• **Required work**
Find how many lines in the data below mention "median". Give the number only.

• **Available records**

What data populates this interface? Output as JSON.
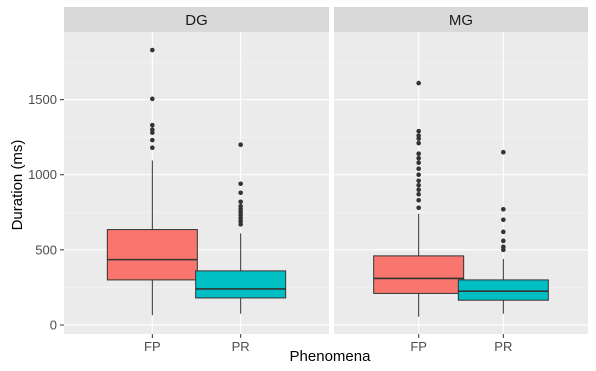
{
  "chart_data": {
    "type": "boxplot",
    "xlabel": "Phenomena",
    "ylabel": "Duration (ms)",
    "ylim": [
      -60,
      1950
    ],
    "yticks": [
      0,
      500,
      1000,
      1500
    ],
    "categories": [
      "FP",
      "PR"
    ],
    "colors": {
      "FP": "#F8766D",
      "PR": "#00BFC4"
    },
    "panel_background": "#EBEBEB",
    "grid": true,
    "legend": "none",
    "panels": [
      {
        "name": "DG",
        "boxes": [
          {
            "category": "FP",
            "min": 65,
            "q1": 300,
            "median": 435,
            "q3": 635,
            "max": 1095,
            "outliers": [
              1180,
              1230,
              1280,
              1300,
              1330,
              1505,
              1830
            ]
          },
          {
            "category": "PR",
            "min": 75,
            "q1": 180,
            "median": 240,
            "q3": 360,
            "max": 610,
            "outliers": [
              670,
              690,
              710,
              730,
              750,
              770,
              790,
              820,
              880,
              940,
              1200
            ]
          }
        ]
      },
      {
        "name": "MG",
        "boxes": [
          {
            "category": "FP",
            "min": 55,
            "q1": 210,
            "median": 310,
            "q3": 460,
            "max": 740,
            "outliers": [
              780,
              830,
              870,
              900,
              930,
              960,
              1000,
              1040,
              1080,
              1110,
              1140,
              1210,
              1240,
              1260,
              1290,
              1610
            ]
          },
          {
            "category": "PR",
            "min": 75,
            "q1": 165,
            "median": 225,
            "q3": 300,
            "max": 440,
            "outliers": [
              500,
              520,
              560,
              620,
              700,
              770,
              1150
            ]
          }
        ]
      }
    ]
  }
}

• **Solution to the exercise**
4